-- begin ENTRIES SHOWN --

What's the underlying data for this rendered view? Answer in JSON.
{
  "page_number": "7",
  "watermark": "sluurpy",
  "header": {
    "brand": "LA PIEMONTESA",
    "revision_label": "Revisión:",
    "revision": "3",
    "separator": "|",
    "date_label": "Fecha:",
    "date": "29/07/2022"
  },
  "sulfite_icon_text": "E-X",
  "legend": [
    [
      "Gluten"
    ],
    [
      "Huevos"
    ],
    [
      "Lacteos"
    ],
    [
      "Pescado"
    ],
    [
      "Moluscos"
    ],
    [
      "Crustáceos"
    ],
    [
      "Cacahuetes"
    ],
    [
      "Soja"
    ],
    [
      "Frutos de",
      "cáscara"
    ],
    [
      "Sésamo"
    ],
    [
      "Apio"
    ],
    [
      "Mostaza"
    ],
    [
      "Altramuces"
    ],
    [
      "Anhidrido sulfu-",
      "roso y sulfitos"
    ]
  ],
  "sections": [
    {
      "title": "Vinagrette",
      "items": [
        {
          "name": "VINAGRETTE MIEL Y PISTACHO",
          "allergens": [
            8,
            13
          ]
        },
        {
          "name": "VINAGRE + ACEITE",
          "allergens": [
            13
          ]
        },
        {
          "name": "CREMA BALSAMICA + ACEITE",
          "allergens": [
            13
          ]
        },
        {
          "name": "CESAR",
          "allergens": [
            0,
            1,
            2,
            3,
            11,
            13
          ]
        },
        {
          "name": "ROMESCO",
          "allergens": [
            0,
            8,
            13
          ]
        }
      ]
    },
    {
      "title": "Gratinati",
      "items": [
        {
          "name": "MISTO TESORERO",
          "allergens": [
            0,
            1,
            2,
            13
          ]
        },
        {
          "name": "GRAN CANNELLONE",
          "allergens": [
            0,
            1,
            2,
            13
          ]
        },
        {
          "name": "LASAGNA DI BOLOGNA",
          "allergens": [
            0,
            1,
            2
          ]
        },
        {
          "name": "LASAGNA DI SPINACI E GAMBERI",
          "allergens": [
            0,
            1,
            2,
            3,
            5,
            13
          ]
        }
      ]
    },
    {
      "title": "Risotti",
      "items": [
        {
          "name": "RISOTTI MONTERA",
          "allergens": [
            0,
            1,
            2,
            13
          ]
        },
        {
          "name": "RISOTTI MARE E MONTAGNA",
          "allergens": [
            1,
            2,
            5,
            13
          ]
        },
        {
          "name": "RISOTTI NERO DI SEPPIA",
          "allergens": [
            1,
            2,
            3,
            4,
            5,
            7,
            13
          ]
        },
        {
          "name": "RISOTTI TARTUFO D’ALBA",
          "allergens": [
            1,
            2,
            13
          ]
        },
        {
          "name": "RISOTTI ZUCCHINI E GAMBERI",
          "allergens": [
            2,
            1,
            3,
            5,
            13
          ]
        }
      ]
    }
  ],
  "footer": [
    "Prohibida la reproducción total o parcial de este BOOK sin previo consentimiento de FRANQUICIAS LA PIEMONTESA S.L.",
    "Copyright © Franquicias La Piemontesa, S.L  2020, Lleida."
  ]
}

-- end ENTRIES SHOWN --

● WRITTEN EXERCISE
Transcribe all of the material exactly. Omit nothing.

● SOLUTION BELOW
What's the underlying data for this rendered view? Answer in JSON.
{
  "page_number": "7",
  "watermark": "sluurpy",
  "header": {
    "brand": "LA PIEMONTESA",
    "revision_label": "Revisión:",
    "revision": "3",
    "separator": "|",
    "date_label": "Fecha:",
    "date": "29/07/2022"
  },
  "sulfite_icon_text": "E-X",
  "legend": [
    [
      "Gluten"
    ],
    [
      "Huevos"
    ],
    [
      "Lacteos"
    ],
    [
      "Pescado"
    ],
    [
      "Moluscos"
    ],
    [
      "Crustáceos"
    ],
    [
      "Cacahuetes"
    ],
    [
      "Soja"
    ],
    [
      "Frutos de",
      "cáscara"
    ],
    [
      "Sésamo"
    ],
    [
      "Apio"
    ],
    [
      "Mostaza"
    ],
    [
      "Altramuces"
    ],
    [
      "Anhidrido sulfu-",
      "roso y sulfitos"
    ]
  ],
  "sections": [
    {
      "title": "Vinagrette",
      "items": [
        {
          "name": "VINAGRETTE MIEL Y PISTACHO",
          "allergens": [
            8,
            13
          ]
        },
        {
          "name": "VINAGRE + ACEITE",
          "allergens": [
            13
          ]
        },
        {
          "name": "CREMA BALSAMICA + ACEITE",
          "allergens": [
            13
          ]
        },
        {
          "name": "CESAR",
          "allergens": [
            0,
            1,
            2,
            3,
            11,
            13
          ]
        },
        {
          "name": "ROMESCO",
          "allergens": [
            0,
            8,
            13
          ]
        }
      ]
    },
    {
      "title": "Gratinati",
      "items": [
        {
          "name": "MISTO TESORERO",
          "allergens": [
            0,
            1,
            2,
            13
          ]
        },
        {
          "name": "GRAN CANNELLONE",
          "allergens": [
            0,
            1,
            2,
            13
          ]
        },
        {
          "name": "LASAGNA DI BOLOGNA",
          "allergens": [
            0,
            1,
            2
          ]
        },
        {
          "name": "LASAGNA DI SPINACI E GAMBERI",
          "allergens": [
            0,
            1,
            2,
            3,
            5,
            13
          ]
        }
      ]
    },
    {
      "title": "Risotti",
      "items": [
        {
          "name": "RISOTTI MONTERA",
          "allergens": [
            0,
            1,
            2,
            13
          ]
        },
        {
          "name": "RISOTTI MARE E MONTAGNA",
          "allergens": [
            1,
            2,
            5,
            13
          ]
        },
        {
          "name": "RISOTTI NERO DI SEPPIA",
          "allergens": [
            1,
            2,
            3,
            4,
            5,
            7,
            13
          ]
        },
        {
          "name": "RISOTTI TARTUFO D’ALBA",
          "allergens": [
            1,
            2,
            13
          ]
        },
        {
          "name": "RISOTTI ZUCCHINI E GAMBERI",
          "allergens": [
            2,
            1,
            3,
            5,
            13
          ]
        }
      ]
    }
  ],
  "footer": [
    "Prohibida la reproducción total o parcial de este BOOK sin previo consentimiento de FRANQUICIAS LA PIEMONTESA S.L.",
    "Copyright © Franquicias La Piemontesa, S.L  2020, Lleida."
  ]
}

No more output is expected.